[Items from a figure collection]
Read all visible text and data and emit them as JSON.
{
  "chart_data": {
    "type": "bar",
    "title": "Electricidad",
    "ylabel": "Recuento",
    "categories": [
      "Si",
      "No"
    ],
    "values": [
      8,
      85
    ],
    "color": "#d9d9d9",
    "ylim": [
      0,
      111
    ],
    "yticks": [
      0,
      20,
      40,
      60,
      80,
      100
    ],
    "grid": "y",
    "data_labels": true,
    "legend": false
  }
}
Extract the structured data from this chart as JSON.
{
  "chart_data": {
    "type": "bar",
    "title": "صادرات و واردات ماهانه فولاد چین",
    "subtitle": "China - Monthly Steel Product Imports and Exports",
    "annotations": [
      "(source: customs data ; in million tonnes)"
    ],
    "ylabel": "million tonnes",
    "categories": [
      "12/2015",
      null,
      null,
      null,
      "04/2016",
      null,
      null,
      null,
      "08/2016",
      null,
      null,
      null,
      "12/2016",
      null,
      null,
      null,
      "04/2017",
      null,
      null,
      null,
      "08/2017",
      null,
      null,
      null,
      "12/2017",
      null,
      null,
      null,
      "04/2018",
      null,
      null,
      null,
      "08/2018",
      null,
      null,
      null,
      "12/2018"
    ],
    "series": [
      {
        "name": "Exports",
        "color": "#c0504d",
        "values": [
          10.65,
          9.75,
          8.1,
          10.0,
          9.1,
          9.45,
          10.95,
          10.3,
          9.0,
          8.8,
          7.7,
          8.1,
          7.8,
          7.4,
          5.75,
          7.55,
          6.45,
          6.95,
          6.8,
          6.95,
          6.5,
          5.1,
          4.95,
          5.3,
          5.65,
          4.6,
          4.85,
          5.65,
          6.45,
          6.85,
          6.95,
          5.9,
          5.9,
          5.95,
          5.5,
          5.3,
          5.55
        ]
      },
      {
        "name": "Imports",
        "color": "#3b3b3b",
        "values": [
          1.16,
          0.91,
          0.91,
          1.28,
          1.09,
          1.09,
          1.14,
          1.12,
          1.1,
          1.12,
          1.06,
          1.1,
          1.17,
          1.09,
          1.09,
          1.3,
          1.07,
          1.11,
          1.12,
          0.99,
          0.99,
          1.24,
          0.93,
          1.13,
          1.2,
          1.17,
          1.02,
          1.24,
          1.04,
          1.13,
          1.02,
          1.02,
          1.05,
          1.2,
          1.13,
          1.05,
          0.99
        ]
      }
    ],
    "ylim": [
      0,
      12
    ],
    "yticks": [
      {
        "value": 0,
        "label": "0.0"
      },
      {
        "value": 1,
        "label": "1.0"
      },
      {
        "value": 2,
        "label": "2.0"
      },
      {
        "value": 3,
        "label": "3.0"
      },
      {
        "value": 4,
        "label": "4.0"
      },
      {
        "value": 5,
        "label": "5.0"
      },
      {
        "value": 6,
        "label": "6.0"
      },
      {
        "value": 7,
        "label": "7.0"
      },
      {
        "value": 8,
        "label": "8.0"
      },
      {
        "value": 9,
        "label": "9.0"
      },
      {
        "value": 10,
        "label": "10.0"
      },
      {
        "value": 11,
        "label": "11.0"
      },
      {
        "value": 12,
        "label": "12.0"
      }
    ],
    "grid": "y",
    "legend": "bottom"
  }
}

• Task details:
Write out all of the records once more, exactly.

• Answer below:
Read all visible text and data and emit them as JSON.
{
  "chart_data": {
    "type": "bar",
    "title": "Electricidad",
    "ylabel": "Recuento",
    "categories": [
      "Si",
      "No"
    ],
    "values": [
      8,
      85
    ],
    "color": "#d9d9d9",
    "ylim": [
      0,
      111
    ],
    "yticks": [
      0,
      20,
      40,
      60,
      80,
      100
    ],
    "grid": "y",
    "data_labels": true,
    "legend": false
  }
}
Extract the structured data from this chart as JSON.
{
  "chart_data": {
    "type": "bar",
    "title": "صادرات و واردات ماهانه فولاد چین",
    "subtitle": "China - Monthly Steel Product Imports and Exports",
    "annotations": [
      "(source: customs data ; in million tonnes)"
    ],
    "ylabel": "million tonnes",
    "categories": [
      "12/2015",
      null,
      null,
      null,
      "04/2016",
      null,
      null,
      null,
      "08/2016",
      null,
      null,
      null,
      "12/2016",
      null,
      null,
      null,
      "04/2017",
      null,
      null,
      null,
      "08/2017",
      null,
      null,
      null,
      "12/2017",
      null,
      null,
      null,
      "04/2018",
      null,
      null,
      null,
      "08/2018",
      null,
      null,
      null,
      "12/2018"
    ],
    "series": [
      {
        "name": "Exports",
        "color": "#c0504d",
        "values": [
          10.65,
          9.75,
          8.1,
          10.0,
          9.1,
          9.45,
          10.95,
          10.3,
          9.0,
          8.8,
          7.7,
          8.1,
          7.8,
          7.4,
          5.75,
          7.55,
          6.45,
          6.95,
          6.8,
          6.95,
          6.5,
          5.1,
          4.95,
          5.3,
          5.65,
          4.6,
          4.85,
          5.65,
          6.45,
          6.85,
          6.95,
          5.9,
          5.9,
          5.95,
          5.5,
          5.3,
          5.55
        ]
      },
      {
        "name": "Imports",
        "color": "#3b3b3b",
        "values": [
          1.16,
          0.91,
          0.91,
          1.28,
          1.09,
          1.09,
          1.14,
          1.12,
          1.1,
          1.12,
          1.06,
          1.1,
          1.17,
          1.09,
          1.09,
          1.3,
          1.07,
          1.11,
          1.12,
          0.99,
          0.99,
          1.24,
          0.93,
          1.13,
          1.2,
          1.17,
          1.02,
          1.24,
          1.04,
          1.13,
          1.02,
          1.02,
          1.05,
          1.2,
          1.13,
          1.05,
          0.99
        ]
      }
    ],
    "ylim": [
      0,
      12
    ],
    "yticks": [
      {
        "value": 0,
        "label": "0.0"
      },
      {
        "value": 1,
        "label": "1.0"
      },
      {
        "value": 2,
        "label": "2.0"
      },
      {
        "value": 3,
        "label": "3.0"
      },
      {
        "value": 4,
        "label": "4.0"
      },
      {
        "value": 5,
        "label": "5.0"
      },
      {
        "value": 6,
        "label": "6.0"
      },
      {
        "value": 7,
        "label": "7.0"
      },
      {
        "value": 8,
        "label": "8.0"
      },
      {
        "value": 9,
        "label": "9.0"
      },
      {
        "value": 10,
        "label": "10.0"
      },
      {
        "value": 11,
        "label": "11.0"
      },
      {
        "value": 12,
        "label": "12.0"
      }
    ],
    "grid": "y",
    "legend": "bottom"
  }
}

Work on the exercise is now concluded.